THE TASK> Output every entry exactly as written, but omit the pictures.

-.-.-

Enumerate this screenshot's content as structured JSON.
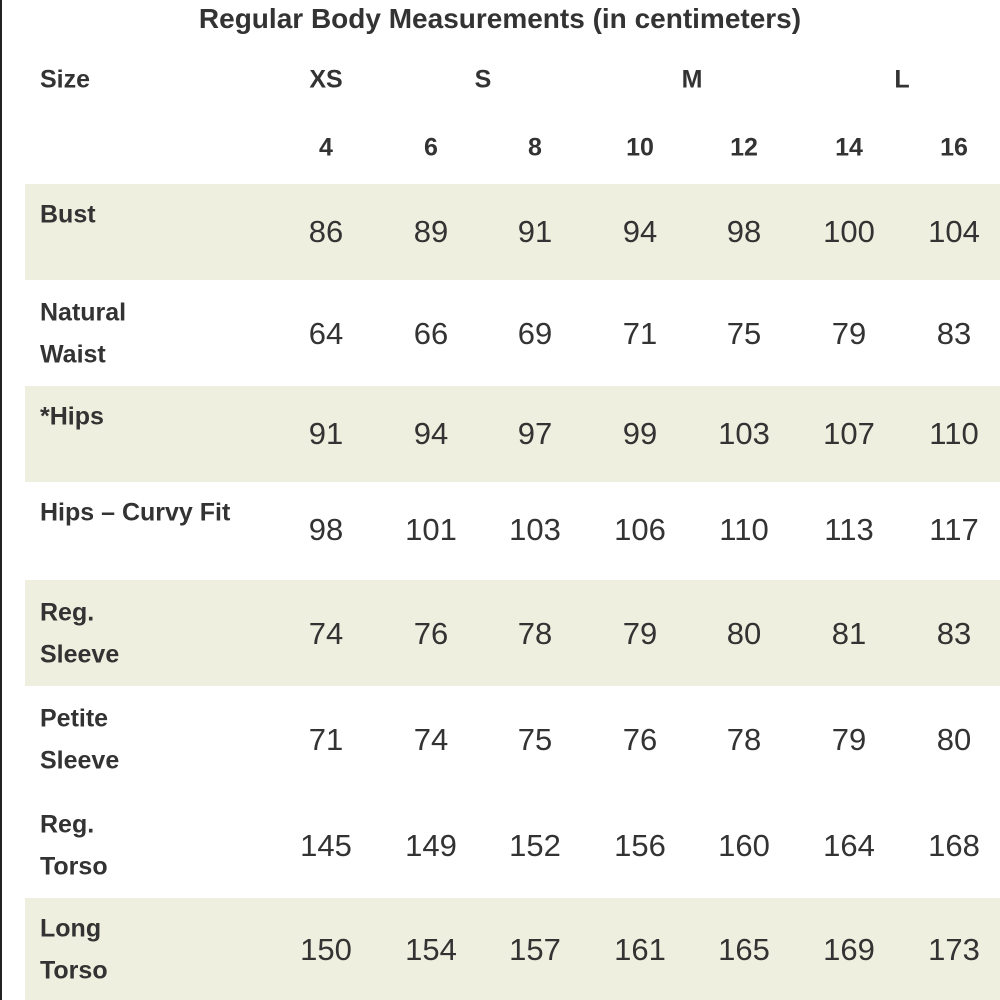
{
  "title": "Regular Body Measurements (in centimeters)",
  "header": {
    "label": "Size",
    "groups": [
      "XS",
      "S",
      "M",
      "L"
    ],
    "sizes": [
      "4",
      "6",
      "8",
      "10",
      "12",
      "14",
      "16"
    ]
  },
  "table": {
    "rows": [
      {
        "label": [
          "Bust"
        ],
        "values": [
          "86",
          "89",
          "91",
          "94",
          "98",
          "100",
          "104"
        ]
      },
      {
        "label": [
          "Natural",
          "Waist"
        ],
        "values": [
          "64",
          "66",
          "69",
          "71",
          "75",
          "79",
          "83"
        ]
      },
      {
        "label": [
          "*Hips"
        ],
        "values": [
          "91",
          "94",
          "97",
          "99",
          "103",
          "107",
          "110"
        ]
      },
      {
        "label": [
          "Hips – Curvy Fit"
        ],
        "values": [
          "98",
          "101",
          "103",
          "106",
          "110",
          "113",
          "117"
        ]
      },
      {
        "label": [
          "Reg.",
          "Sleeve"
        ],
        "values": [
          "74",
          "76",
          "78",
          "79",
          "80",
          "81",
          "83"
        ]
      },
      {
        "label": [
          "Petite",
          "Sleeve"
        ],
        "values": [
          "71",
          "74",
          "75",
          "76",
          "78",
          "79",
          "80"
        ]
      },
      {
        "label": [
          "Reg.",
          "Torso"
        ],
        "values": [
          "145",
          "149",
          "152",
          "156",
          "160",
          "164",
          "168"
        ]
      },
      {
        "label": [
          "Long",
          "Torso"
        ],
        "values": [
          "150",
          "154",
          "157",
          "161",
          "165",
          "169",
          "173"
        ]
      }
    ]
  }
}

-.-.-

SOLUTION TO THIS EXERCISE>
Enumerate this screenshot's content as structured JSON.
{
  "title": "Regular Body Measurements (in centimeters)",
  "header": {
    "label": "Size",
    "groups": [
      "XS",
      "S",
      "M",
      "L"
    ],
    "sizes": [
      "4",
      "6",
      "8",
      "10",
      "12",
      "14",
      "16"
    ]
  },
  "table": {
    "rows": [
      {
        "label": [
          "Bust"
        ],
        "values": [
          "86",
          "89",
          "91",
          "94",
          "98",
          "100",
          "104"
        ]
      },
      {
        "label": [
          "Natural",
          "Waist"
        ],
        "values": [
          "64",
          "66",
          "69",
          "71",
          "75",
          "79",
          "83"
        ]
      },
      {
        "label": [
          "*Hips"
        ],
        "values": [
          "91",
          "94",
          "97",
          "99",
          "103",
          "107",
          "110"
        ]
      },
      {
        "label": [
          "Hips – Curvy Fit"
        ],
        "values": [
          "98",
          "101",
          "103",
          "106",
          "110",
          "113",
          "117"
        ]
      },
      {
        "label": [
          "Reg.",
          "Sleeve"
        ],
        "values": [
          "74",
          "76",
          "78",
          "79",
          "80",
          "81",
          "83"
        ]
      },
      {
        "label": [
          "Petite",
          "Sleeve"
        ],
        "values": [
          "71",
          "74",
          "75",
          "76",
          "78",
          "79",
          "80"
        ]
      },
      {
        "label": [
          "Reg.",
          "Torso"
        ],
        "values": [
          "145",
          "149",
          "152",
          "156",
          "160",
          "164",
          "168"
        ]
      },
      {
        "label": [
          "Long",
          "Torso"
        ],
        "values": [
          "150",
          "154",
          "157",
          "161",
          "165",
          "169",
          "173"
        ]
      }
    ]
  }
}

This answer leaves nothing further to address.